-- START OF Data --

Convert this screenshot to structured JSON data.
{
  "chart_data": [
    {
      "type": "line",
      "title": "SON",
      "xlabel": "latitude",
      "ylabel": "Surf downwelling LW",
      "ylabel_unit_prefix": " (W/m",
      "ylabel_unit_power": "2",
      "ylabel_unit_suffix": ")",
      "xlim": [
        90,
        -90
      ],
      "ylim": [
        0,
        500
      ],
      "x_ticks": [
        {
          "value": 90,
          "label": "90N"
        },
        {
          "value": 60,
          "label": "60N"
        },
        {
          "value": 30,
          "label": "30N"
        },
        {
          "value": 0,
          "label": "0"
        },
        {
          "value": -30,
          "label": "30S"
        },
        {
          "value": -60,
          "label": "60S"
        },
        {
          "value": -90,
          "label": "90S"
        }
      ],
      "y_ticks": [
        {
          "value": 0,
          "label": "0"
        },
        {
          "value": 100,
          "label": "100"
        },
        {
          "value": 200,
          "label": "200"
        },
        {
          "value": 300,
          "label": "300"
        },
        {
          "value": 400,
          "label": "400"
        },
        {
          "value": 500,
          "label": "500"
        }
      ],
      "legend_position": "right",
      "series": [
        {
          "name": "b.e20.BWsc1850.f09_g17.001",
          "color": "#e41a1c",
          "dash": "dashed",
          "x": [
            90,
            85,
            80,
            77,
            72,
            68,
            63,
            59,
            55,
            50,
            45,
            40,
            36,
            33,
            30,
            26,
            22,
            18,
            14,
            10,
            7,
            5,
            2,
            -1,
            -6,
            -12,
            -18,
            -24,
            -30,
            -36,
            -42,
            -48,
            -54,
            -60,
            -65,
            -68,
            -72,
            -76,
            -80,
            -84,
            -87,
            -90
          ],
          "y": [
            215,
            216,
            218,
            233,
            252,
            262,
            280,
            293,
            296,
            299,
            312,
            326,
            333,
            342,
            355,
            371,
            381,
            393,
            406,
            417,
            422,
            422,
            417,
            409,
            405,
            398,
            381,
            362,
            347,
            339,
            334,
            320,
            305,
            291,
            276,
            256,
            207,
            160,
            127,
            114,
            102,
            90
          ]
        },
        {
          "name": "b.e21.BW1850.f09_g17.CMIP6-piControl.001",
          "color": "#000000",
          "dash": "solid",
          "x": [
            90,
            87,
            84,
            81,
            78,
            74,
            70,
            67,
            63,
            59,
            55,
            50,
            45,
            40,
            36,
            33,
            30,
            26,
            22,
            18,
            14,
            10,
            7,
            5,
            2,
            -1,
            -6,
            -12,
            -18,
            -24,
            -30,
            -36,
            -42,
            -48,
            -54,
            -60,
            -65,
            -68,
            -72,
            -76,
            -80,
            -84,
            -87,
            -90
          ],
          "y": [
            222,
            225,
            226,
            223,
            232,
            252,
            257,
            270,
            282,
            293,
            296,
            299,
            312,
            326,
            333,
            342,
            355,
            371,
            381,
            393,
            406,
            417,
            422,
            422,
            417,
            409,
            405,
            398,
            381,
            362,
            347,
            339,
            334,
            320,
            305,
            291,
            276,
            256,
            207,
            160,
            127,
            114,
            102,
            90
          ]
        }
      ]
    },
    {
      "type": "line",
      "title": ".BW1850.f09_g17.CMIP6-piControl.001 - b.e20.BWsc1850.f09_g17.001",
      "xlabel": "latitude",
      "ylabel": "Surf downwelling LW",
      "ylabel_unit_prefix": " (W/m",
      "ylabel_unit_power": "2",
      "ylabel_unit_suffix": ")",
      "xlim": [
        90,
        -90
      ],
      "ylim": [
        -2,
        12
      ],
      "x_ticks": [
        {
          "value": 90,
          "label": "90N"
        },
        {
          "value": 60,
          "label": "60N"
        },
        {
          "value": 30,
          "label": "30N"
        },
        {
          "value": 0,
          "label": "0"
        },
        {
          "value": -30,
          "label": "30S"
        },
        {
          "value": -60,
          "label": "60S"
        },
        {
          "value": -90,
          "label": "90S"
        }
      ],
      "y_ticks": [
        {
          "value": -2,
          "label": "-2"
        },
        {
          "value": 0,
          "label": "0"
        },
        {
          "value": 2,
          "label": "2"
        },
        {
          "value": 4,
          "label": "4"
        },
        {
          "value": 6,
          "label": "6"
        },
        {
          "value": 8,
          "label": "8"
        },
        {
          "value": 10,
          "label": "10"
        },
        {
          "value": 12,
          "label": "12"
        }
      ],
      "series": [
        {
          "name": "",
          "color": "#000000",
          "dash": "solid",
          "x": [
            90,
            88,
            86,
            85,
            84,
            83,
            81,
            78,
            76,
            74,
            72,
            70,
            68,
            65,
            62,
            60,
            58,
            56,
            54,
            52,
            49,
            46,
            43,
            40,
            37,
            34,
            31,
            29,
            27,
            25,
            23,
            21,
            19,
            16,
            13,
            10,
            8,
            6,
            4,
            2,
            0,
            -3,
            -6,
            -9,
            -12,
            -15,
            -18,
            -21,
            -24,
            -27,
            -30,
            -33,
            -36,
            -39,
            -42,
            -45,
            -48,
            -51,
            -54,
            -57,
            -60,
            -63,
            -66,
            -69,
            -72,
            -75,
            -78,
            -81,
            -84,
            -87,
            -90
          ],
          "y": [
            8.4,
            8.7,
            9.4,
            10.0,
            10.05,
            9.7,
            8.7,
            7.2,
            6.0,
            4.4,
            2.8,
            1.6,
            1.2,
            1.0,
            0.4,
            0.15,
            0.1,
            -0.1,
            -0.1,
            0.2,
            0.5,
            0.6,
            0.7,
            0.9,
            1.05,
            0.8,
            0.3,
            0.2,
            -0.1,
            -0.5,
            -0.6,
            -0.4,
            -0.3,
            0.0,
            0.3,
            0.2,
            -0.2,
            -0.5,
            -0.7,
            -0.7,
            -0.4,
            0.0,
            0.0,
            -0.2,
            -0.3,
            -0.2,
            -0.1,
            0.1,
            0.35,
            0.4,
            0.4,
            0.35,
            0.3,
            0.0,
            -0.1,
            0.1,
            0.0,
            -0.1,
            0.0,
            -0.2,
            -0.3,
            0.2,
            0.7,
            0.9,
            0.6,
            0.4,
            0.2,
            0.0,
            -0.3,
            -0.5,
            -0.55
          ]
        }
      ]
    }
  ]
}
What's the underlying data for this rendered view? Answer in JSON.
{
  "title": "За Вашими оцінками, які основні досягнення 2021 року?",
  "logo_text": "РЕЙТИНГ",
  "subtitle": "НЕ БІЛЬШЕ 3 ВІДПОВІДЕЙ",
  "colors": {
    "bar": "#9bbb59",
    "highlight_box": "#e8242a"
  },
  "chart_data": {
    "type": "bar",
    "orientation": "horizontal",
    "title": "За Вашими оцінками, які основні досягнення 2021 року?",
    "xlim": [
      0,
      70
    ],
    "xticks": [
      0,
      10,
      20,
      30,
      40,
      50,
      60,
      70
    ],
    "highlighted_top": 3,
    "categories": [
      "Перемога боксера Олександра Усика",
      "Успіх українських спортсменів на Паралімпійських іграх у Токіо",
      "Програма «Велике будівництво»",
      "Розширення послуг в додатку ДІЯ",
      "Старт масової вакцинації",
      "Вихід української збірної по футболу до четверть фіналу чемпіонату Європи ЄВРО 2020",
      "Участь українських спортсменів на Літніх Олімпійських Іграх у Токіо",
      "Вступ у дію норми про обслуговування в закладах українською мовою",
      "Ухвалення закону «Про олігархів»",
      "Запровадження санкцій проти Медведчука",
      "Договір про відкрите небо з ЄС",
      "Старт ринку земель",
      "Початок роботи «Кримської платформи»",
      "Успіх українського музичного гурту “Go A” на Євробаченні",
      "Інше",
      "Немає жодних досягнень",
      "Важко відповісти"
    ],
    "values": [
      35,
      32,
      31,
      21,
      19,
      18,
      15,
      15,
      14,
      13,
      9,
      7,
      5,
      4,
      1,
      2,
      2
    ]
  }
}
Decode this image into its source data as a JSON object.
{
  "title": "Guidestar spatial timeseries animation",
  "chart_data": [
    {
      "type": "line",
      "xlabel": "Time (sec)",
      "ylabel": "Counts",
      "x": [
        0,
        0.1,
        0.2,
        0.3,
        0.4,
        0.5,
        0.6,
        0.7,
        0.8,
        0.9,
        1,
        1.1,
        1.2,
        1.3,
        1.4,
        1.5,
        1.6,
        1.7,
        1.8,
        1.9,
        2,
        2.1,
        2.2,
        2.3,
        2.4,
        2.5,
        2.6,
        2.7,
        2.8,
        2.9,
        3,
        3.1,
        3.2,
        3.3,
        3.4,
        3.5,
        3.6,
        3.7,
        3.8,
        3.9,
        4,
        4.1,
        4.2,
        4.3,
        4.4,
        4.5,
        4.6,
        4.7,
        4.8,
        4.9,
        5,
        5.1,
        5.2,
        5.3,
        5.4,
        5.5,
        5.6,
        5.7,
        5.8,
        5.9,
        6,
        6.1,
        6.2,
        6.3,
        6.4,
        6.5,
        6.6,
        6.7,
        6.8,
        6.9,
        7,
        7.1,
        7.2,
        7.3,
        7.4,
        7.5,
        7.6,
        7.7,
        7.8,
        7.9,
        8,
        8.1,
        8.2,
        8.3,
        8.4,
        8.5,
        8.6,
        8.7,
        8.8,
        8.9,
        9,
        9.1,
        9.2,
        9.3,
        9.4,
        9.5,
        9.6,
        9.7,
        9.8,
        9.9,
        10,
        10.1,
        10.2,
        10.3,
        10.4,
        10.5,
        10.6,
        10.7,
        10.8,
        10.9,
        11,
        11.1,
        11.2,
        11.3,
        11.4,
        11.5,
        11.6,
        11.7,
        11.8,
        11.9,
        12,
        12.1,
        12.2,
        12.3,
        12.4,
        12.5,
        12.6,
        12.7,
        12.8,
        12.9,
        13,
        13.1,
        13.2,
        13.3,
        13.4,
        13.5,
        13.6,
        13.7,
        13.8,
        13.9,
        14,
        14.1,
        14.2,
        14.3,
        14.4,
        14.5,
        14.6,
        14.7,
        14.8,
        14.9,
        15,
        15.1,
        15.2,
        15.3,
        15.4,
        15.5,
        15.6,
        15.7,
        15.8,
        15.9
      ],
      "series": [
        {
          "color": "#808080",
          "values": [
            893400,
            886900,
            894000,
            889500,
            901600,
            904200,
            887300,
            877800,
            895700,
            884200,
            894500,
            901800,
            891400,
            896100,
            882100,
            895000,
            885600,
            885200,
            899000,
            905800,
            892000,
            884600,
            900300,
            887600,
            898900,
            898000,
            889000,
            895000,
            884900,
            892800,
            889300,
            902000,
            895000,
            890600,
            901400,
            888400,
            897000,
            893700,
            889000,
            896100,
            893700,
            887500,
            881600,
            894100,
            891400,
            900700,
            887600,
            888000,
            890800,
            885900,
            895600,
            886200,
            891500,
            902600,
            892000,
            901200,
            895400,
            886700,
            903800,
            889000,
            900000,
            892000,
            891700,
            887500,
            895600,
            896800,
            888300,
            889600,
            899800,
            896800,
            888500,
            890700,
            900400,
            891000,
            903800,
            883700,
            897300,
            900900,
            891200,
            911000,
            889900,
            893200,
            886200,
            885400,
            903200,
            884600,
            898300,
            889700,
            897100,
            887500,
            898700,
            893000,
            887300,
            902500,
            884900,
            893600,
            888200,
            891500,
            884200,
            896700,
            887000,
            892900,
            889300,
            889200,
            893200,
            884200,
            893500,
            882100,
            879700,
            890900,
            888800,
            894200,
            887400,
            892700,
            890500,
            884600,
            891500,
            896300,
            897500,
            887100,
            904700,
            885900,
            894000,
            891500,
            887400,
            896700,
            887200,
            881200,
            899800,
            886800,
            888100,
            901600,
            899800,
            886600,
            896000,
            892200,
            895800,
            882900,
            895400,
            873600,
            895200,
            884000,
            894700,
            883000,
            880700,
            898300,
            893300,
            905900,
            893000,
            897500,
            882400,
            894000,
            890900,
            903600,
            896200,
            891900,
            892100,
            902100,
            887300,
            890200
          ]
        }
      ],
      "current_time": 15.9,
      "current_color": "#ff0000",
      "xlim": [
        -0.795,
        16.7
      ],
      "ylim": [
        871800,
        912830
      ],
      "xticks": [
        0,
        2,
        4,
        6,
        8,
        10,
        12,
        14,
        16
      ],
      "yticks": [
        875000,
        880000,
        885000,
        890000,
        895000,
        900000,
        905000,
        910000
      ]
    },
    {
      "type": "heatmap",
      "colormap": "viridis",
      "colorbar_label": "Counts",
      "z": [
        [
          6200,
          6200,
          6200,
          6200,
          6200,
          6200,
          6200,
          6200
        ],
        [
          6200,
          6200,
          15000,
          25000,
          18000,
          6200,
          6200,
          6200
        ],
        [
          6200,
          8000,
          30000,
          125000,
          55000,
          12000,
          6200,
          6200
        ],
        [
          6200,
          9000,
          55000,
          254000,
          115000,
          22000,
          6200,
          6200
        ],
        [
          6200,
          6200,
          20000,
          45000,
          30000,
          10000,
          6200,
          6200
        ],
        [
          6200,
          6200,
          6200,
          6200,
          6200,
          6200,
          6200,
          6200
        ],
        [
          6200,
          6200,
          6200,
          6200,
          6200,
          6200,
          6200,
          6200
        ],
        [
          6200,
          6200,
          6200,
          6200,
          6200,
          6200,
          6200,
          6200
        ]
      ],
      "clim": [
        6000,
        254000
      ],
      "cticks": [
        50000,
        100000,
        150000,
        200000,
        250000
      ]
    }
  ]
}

-- END OF Data --

▶ [Given exercise] Copy each line of the listing that holds the word "року".

▶ [Correct result]
  "title": "За Вашими оцінками, які основні досягнення 2021 року?",
    "title": "За Вашими оцінками, які основні досягнення 2021 року?",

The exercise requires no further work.